<<<<

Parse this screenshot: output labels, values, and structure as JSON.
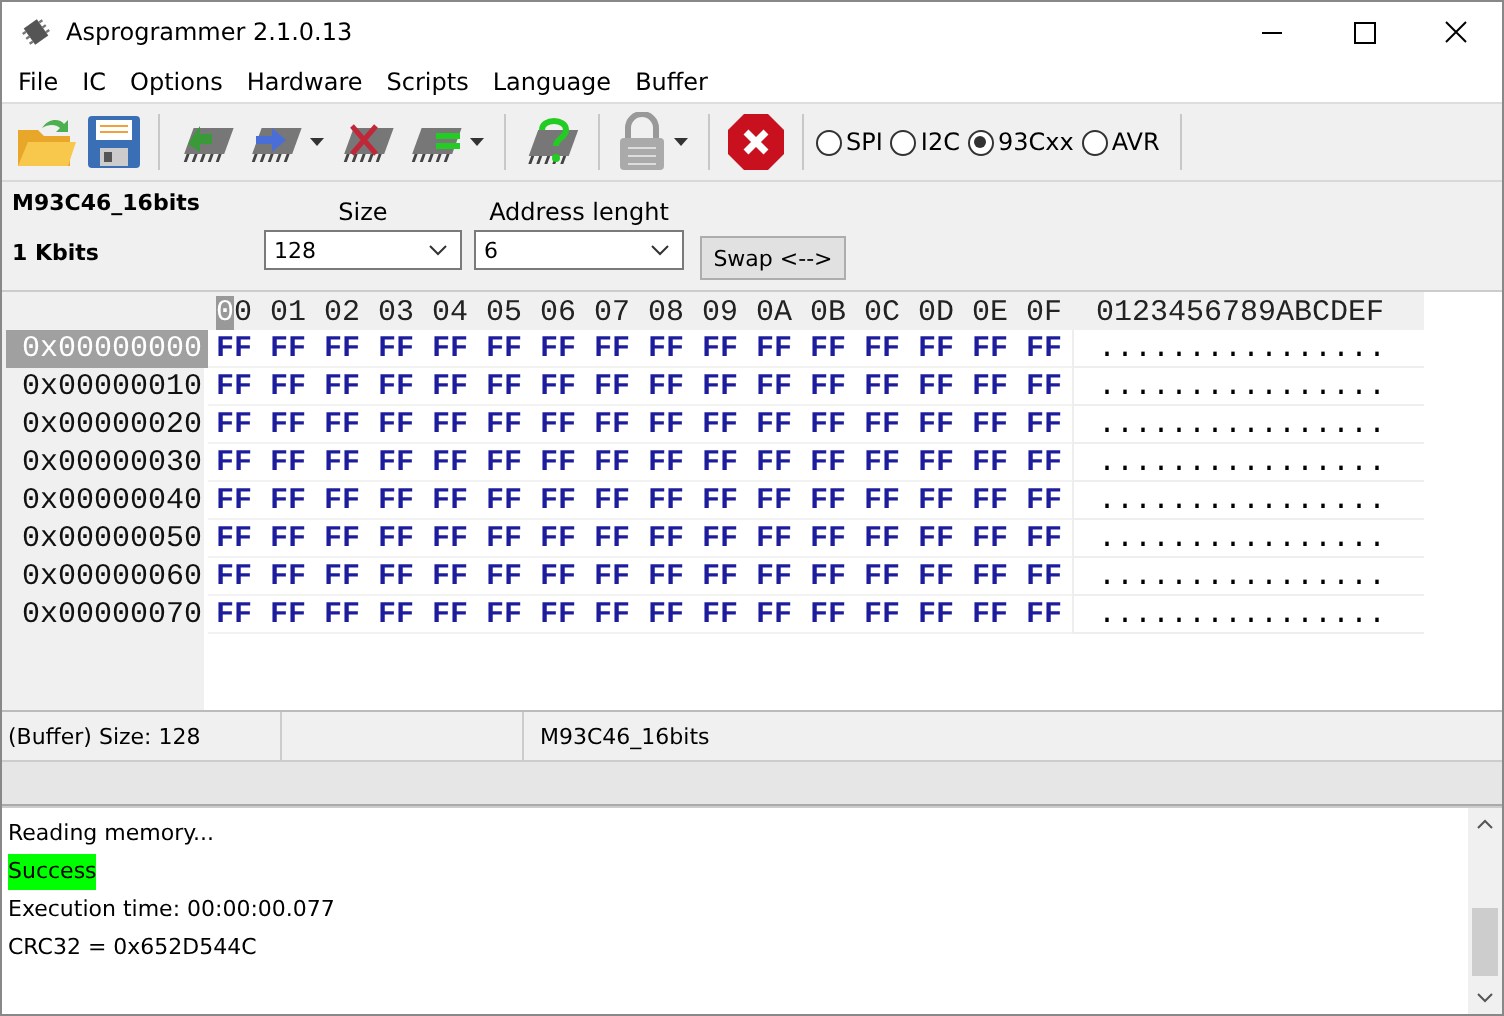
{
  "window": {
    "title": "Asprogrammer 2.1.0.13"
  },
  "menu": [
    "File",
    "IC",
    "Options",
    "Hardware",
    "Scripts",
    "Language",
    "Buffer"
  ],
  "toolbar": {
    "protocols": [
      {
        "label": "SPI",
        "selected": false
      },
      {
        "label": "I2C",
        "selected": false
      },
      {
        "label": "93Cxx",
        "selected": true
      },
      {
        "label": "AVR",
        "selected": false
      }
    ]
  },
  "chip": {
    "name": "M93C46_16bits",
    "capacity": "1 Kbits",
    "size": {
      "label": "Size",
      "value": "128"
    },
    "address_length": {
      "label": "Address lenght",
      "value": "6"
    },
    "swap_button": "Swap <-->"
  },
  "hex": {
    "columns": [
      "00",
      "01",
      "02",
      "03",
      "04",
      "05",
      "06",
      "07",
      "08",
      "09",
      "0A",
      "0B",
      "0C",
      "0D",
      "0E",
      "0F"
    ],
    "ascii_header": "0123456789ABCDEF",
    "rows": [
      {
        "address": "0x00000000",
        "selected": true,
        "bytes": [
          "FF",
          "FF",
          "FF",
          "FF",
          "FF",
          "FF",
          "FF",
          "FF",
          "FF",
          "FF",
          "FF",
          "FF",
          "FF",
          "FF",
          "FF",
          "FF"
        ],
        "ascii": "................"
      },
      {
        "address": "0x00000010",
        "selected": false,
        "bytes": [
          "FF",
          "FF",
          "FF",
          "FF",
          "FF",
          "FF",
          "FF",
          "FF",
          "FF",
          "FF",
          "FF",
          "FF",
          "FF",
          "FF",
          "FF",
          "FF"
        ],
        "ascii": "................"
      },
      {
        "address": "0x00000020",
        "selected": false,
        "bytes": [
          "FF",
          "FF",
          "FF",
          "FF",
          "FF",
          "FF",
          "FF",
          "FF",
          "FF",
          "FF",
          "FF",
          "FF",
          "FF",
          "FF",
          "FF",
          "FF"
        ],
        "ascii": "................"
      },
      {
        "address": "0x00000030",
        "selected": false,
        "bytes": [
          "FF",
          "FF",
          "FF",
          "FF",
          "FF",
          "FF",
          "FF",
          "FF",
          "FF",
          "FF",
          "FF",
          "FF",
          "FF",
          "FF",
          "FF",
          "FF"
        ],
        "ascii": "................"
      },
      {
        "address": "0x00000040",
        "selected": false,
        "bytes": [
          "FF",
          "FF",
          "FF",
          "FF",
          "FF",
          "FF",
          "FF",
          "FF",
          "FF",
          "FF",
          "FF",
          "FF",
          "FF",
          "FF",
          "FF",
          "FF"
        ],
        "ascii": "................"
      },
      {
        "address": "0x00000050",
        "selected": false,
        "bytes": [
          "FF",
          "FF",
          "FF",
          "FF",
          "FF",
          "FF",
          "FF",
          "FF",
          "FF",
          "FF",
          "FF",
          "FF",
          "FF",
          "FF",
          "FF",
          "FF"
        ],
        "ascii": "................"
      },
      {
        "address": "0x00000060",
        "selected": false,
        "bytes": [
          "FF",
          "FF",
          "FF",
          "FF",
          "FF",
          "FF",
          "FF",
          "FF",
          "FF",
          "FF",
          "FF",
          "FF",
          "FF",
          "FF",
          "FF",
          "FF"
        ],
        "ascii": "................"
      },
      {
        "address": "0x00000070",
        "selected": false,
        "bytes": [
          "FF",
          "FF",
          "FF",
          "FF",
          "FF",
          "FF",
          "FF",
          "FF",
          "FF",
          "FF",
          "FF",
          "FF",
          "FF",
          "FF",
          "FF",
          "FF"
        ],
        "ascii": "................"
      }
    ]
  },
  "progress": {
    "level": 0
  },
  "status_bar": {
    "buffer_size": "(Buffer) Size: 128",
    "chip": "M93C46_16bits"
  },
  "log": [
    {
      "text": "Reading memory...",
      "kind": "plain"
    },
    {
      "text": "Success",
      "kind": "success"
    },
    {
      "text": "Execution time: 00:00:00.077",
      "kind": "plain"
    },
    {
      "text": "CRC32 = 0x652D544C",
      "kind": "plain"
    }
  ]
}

>>>>
<<<<

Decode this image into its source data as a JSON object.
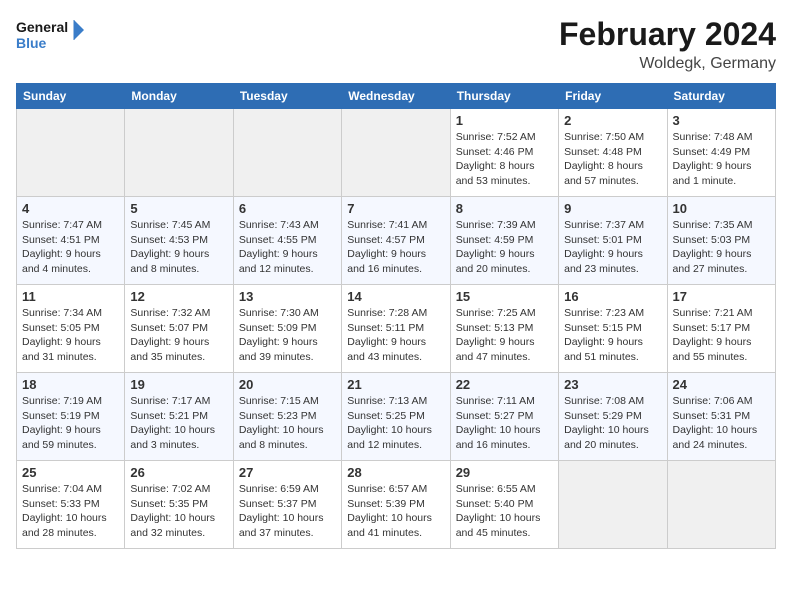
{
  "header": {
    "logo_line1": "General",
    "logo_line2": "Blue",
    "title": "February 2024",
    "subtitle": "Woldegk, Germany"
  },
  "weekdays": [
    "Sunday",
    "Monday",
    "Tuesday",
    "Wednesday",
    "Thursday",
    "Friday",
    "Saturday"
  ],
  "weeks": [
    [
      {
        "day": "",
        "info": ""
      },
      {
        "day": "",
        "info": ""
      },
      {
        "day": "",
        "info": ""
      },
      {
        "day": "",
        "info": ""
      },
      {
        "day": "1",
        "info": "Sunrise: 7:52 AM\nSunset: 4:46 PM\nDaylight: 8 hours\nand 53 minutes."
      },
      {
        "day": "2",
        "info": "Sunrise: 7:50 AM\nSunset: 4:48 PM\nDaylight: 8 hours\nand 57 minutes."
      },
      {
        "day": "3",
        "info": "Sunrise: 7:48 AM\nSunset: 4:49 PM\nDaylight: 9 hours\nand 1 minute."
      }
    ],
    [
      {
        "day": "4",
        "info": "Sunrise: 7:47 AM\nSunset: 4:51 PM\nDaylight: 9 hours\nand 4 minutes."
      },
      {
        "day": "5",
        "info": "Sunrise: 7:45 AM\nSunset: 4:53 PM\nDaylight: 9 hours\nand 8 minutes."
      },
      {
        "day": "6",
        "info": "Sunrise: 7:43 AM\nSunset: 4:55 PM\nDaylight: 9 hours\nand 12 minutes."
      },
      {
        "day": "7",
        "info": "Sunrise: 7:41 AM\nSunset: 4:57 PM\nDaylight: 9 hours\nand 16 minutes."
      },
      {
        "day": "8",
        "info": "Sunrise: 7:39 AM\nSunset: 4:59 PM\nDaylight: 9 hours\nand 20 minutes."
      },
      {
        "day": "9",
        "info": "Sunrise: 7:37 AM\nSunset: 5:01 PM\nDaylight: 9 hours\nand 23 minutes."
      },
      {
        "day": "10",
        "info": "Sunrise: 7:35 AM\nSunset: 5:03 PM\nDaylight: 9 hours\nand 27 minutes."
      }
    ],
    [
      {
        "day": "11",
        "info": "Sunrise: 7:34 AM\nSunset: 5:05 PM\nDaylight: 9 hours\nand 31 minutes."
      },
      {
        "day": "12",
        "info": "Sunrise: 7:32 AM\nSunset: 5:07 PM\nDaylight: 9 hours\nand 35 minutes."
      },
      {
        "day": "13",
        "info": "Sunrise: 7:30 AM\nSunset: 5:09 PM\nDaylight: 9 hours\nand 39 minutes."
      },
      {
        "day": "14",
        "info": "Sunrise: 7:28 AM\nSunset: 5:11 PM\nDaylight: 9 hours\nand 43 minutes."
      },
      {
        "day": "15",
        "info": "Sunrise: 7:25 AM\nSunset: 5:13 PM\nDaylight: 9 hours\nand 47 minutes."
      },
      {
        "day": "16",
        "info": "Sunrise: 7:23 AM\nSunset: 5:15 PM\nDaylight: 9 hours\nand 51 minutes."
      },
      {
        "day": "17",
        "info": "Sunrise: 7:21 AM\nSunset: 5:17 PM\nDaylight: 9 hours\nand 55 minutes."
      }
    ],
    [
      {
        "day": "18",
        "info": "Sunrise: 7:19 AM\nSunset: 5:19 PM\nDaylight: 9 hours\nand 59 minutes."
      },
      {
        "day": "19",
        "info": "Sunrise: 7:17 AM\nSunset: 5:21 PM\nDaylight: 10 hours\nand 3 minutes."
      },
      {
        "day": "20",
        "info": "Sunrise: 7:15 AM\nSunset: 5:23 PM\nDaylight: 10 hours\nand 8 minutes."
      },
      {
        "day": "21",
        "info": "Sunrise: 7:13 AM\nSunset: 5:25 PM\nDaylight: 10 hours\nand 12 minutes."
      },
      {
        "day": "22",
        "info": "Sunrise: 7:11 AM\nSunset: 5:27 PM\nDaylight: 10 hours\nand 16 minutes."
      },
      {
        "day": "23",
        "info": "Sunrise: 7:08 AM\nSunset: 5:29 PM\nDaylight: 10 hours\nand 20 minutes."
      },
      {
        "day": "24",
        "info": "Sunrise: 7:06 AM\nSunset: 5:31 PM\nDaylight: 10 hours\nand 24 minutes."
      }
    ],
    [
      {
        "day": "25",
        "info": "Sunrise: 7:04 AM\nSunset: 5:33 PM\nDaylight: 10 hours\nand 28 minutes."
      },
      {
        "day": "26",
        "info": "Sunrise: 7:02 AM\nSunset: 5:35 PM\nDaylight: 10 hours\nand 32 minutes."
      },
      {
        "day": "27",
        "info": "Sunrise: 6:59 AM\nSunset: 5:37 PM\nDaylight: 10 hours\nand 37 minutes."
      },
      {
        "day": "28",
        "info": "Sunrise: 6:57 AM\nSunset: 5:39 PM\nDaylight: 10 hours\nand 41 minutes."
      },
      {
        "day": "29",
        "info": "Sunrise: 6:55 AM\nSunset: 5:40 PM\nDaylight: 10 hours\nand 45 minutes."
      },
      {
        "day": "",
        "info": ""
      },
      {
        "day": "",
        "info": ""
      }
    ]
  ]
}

>>>>

**Short exercise:** In the records above, locate every line with the string "this" and copy it.

**Correct output:**
Parse this screenshot: output labels, values, and structure as JSON.
Decode this image into its source data as a JSON object.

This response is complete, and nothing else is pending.